■ **PROBLEM DETAILS**:
From the records below, pull each line that has "rework".
━━━━━ RECORD LIST ━━━━━
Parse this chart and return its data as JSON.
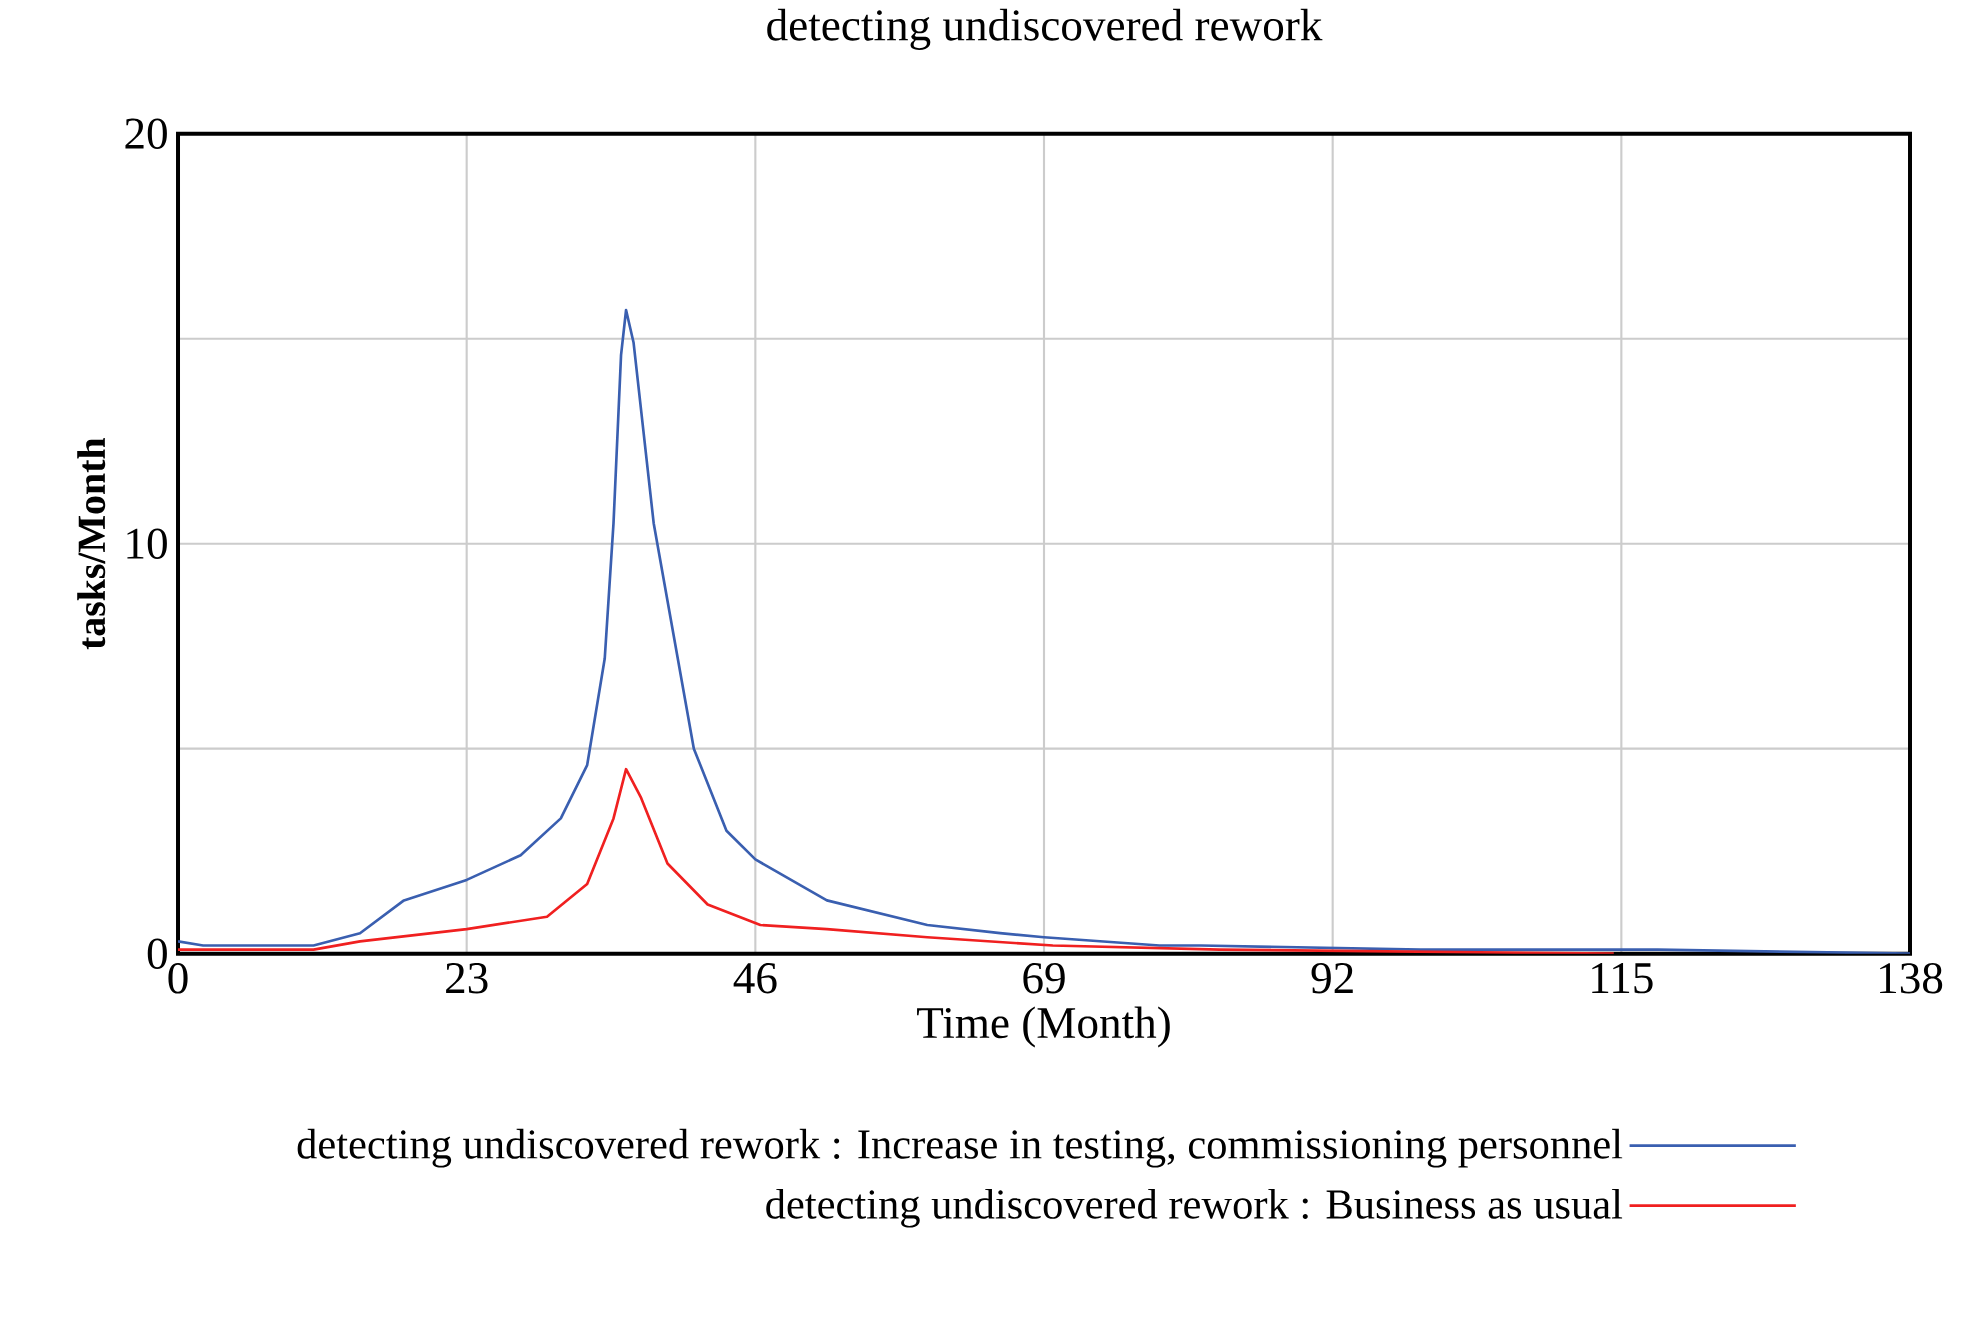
{
  "chart_data": {
    "type": "line",
    "title": "detecting undiscovered rework",
    "xlabel": "Time (Month)",
    "ylabel": "tasks/Month",
    "xlim": [
      0,
      138
    ],
    "ylim": [
      0,
      20
    ],
    "xticks": [
      0,
      23,
      46,
      69,
      92,
      115,
      138
    ],
    "yticks": [
      0,
      {
        "value": 5,
        "label": null
      },
      10,
      {
        "value": 15,
        "label": null
      },
      20
    ],
    "grid": true,
    "legend": "bottom",
    "line_style": "solid",
    "marker": "none",
    "series": [
      {
        "name": "detecting undiscovered rework : Increase in testing, commissioning personnel",
        "color": "#3a5fb0",
        "x": [
          0,
          2,
          10.8,
          14.5,
          18,
          23,
          27.3,
          30.5,
          32.6,
          34,
          34.7,
          35.3,
          35.7,
          36.3,
          37.9,
          41.1,
          43.7,
          46,
          51.7,
          59.7,
          65.5,
          69,
          78.2,
          81.5,
          99,
          117.9,
          138
        ],
        "values": [
          0.3,
          0.2,
          0.2,
          0.5,
          1.3,
          1.8,
          2.4,
          3.3,
          4.6,
          7.2,
          10.5,
          14.6,
          15.7,
          14.9,
          10.5,
          5.0,
          3.0,
          2.3,
          1.3,
          0.7,
          0.5,
          0.4,
          0.2,
          0.2,
          0.1,
          0.1,
          0.0
        ]
      },
      {
        "name": "detecting undiscovered rework : Business as usual",
        "color": "#f02020",
        "x": [
          0,
          10.8,
          14.5,
          23,
          29.4,
          32.6,
          34.7,
          35.7,
          36.9,
          39,
          42.2,
          46.4,
          51.7,
          59.7,
          69.7,
          83,
          114.4
        ],
        "values": [
          0.1,
          0.1,
          0.3,
          0.6,
          0.9,
          1.7,
          3.3,
          4.5,
          3.8,
          2.2,
          1.2,
          0.7,
          0.6,
          0.4,
          0.2,
          0.1,
          0.0
        ]
      }
    ]
  }
}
━━━━━
■ **OUTPUT FOR THIS EXERCISE**:
    "title": "detecting undiscovered rework",
        "name": "detecting undiscovered rework : Increase in testing, commissioning personnel",
        "name": "detecting undiscovered rework : Business as usual",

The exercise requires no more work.